*Given exercise 1:*
Please copy the layout coordinate records below line for line, leaving out the picture.

*Extract:*
I am satisfied that the pleaded facts establish a cause
of action. I now turn to deal with claim 1.
1989 Promise (claim 1)
[21] The defendants took
a swipe at the plaintiffs’ lack of particularities regarding
the terms of the promise. The objection
is that it is not clear from
paragraph 14 of the amended particulars of claim whether the
plaintiffs allege that it was a term
of the promise: (a) that the
Fund would continue to increase the pensions as before or (b) that
the Funds would continue to increase
the pensions “at a rate of
at least 70 % of the rate of inflation”. It is alleged that the
distinction is important
because a promise to increase the pensions
“as before,” is entirely different in formulation to a
promise to increase
pensions “at a rate of at least 70 % of
inflation.”
[22] There is no merit to
the complaint. To come to the conclusion as suggested, one must
ignore what is pleaded in paragraph 13
of the particulars of claim.
That is: “Both funds however followed a consistent practice
over decades, with the concurrence
of SAR&H and SATS, of granting
higher pensions increases of at least 70 % of the rate of
inflation”. It is clear
that “as before” in
terms of paragraph 14 of the amended particulars, refers to ‘a
consistent practice over decades’
stated in paragraph 13. The
complaint is technical without substance. Therefore the
suggestion that the uncertainty renders
the amended particulars of
claim irregular, or vague and embarrassing ought to be rejected.
Failure to identify
the terms of the promise
[23] In paragraph 21 of
the Funds’ written heads, a complaint is raised as follows, as
is the case in their grounds of objection:
“
21. Moreover,
the amended particulars of claim do not identify
the other terms
of the promi
se. For example, the amended particulars of claim do
not allege:
21.1 Who would decide
the rate at which pensions would increase?
21.2 When would such a
decision be made and when would the pensions be increased?
21.3 For what period
of time would the promise endure?
21.4 Was the promise
made in perpetuity? If so, was the promise capable of termination and
on what basis?
[24] There seems to be
merit in the complaint raised in 21.1 to 21.4 of the written heads
quoted above. Failure to state the period
within which the promise
will endure is a material omission. For example, when would the
members of the Funds be entitled to such
pension increase of at least
70% of inflation? Which members of the Funds were or are
entitled to receive such benefits?
Is it every member of the Funds
entitled to enforce the promise irrespective of when each became a
member? And if so, the
facts upon which it is so alleged. The
questions are not exhaustive. Anything short of this, in my view,
would be lacking in particularities
and would be vague and
embarrassing.
Legislative regime
[25] The other complaint
raised is that the promise as pleaded is inconsistent with the
legislative regime. In the summation of
the point, it was argued that
the promise could not have had binding effect on the Funds because of
Rule 24 which dealt with the
annual increases and it provided, inter
alia:
“
The pension
fund received by the pensioners shall be increased by 2%, compounded
annually for each completed year in respect of
which the pension has
been or is received…”

Layout coordinate data
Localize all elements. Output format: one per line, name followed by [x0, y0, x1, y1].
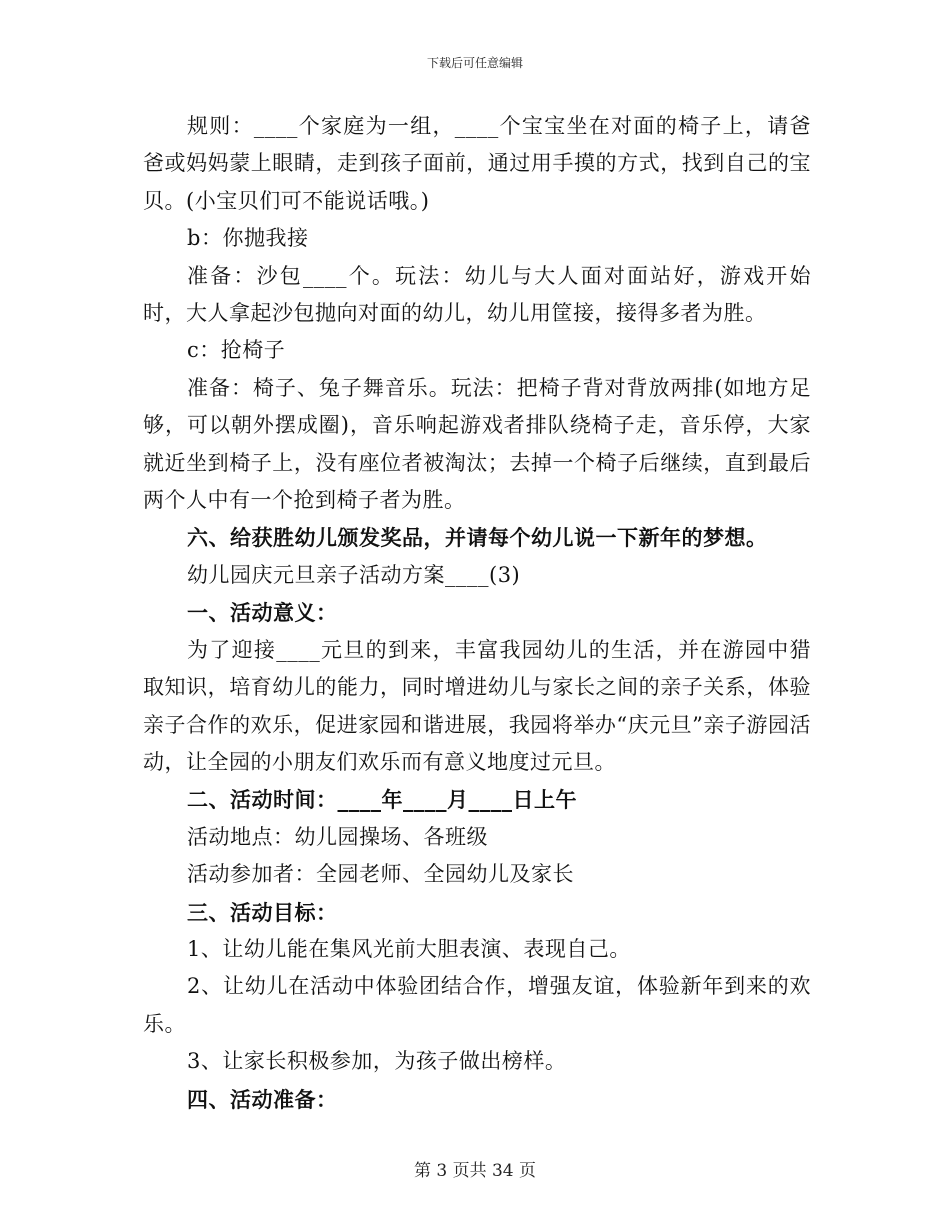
paragraph-game-c-body: 准备：椅子、兔子舞音乐。玩法：把椅子背对背放两排(如地方足够，可以朝外摆成圈)，音乐响起游戏者排队绕椅子走，音乐停，大家就近坐到椅子上，没有座位者被淘汰；去掉一个椅子后继续，直到最后两个人中有一个抢到椅子者为胜。: [143, 375, 811, 513]
paragraph-game-c-title: c：抢椅子: [187, 338, 286, 363]
heading-six: 六、给获胜幼儿颁发奖品，并请每个幼儿说一下新年的梦想。: [187, 525, 768, 551]
goal-item-1: 1、让幼儿能在集风光前大胆表演、表现自己。: [187, 936, 631, 961]
goal-item-3: 3、让家长积极参加，为孩子做出榜样。: [187, 1049, 567, 1074]
goal-item-2: 2、让幼儿在活动中体验团结合作，增强友谊，体验新年到来的欢乐。: [143, 974, 811, 1036]
heading-three: 三、活动目标：: [187, 899, 338, 925]
heading-two: 二、活动时间：____年____月____日上午: [187, 787, 577, 813]
heading-four: 四、活动准备：: [187, 1086, 338, 1112]
heading-one: 一、活动意义：: [187, 600, 338, 626]
document-body: [143, 108, 811, 1118]
paragraph-location: 活动地点：幼儿园操场、各班级: [187, 824, 488, 849]
paragraph-significance: 为了迎接____元旦的到来，丰富我园幼儿的生活，并在游园中猎取知识，培育幼儿的能力，同时增进幼儿与家长之间的亲子关系，体验亲子合作的欢乐，促进家园和谐进展，我园将举办“庆元旦”亲子游园活动，让全园的小朋友们欢乐而有意义地度过元旦。: [143, 637, 811, 774]
paragraph-participants: 活动参加者：全园老师、全园幼儿及家长: [187, 862, 574, 887]
page-footer: 第 3 页共 34 页: [413, 1161, 537, 1181]
paragraph-game-b-body: 准备：沙包____个。玩法：幼儿与大人面对面站好，游戏开始时，大人拿起沙包抛向对面的幼儿，幼儿用筐接，接得多者为胜。: [143, 263, 811, 326]
paragraph-game-b-title: b：你抛我接: [187, 226, 309, 251]
paragraph-rules: 规则：____个家庭为一组，____个宝宝坐在对面的椅子上，请爸爸或妈妈蒙上眼睛，走到孩子面前，通过用手摸的方式，找到自己的宝贝。(小宝贝们可不能说话哦。): [143, 114, 811, 213]
page-header: 下载后可任意编辑: [426, 56, 523, 70]
paragraph-plan-title: 幼儿园庆元旦亲子活动方案____(3): [187, 562, 521, 587]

*Given exercise 2:*
According to the judgment extract, by how much does Rule 24 provide that the pension shall be increased?

*Right answer 1:*
Localize all elements. Output format: one per line, name followed by [x0, y0, x1, y1].
paragraph-game-c-body: 准备：椅子、兔子舞音乐。玩法：把椅子背对背放两排(如地方足够，可以朝外摆成圈)，音乐响起游戏者排队绕椅子走，音乐停，大家就近坐到椅子上，没有座位者被淘汰；去掉一个椅子后继续，直到最后两个人中有一个抢到椅子者为胜。: [143, 375, 811, 513]
paragraph-game-c-title: c：抢椅子: [187, 338, 286, 363]
heading-six: 六、给获胜幼儿颁发奖品，并请每个幼儿说一下新年的梦想。: [187, 525, 768, 551]
goal-item-1: 1、让幼儿能在集风光前大胆表演、表现自己。: [187, 936, 631, 961]
goal-item-3: 3、让家长积极参加，为孩子做出榜样。: [187, 1049, 567, 1074]
goal-item-2: 2、让幼儿在活动中体验团结合作，增强友谊，体验新年到来的欢乐。: [143, 974, 811, 1036]
heading-three: 三、活动目标：: [187, 899, 338, 925]
heading-two: 二、活动时间：____年____月____日上午: [187, 787, 577, 813]
heading-four: 四、活动准备：: [187, 1086, 338, 1112]
heading-one: 一、活动意义：: [187, 600, 338, 626]
document-body: [143, 108, 811, 1118]
paragraph-location: 活动地点：幼儿园操场、各班级: [187, 824, 488, 849]
paragraph-significance: 为了迎接____元旦的到来，丰富我园幼儿的生活，并在游园中猎取知识，培育幼儿的能力，同时增进幼儿与家长之间的亲子关系，体验亲子合作的欢乐，促进家园和谐进展，我园将举办“庆元旦”亲子游园活动，让全园的小朋友们欢乐而有意义地度过元旦。: [143, 637, 811, 774]
paragraph-participants: 活动参加者：全园老师、全园幼儿及家长: [187, 862, 574, 887]
page-footer: 第 3 页共 34 页: [413, 1161, 537, 1181]
paragraph-game-b-body: 准备：沙包____个。玩法：幼儿与大人面对面站好，游戏开始时，大人拿起沙包抛向对面的幼儿，幼儿用筐接，接得多者为胜。: [143, 263, 811, 326]
paragraph-game-b-title: b：你抛我接: [187, 226, 309, 251]
paragraph-rules: 规则：____个家庭为一组，____个宝宝坐在对面的椅子上，请爸爸或妈妈蒙上眼睛，走到孩子面前，通过用手摸的方式，找到自己的宝贝。(小宝贝们可不能说话哦。): [143, 114, 811, 213]
page-header: 下载后可任意编辑: [426, 56, 523, 70]
paragraph-plan-title: 幼儿园庆元旦亲子活动方案____(3): [187, 562, 521, 587]

*Right answer 2:*
By 2%, compounded annually for each completed year in respect of which the pension has been or is received.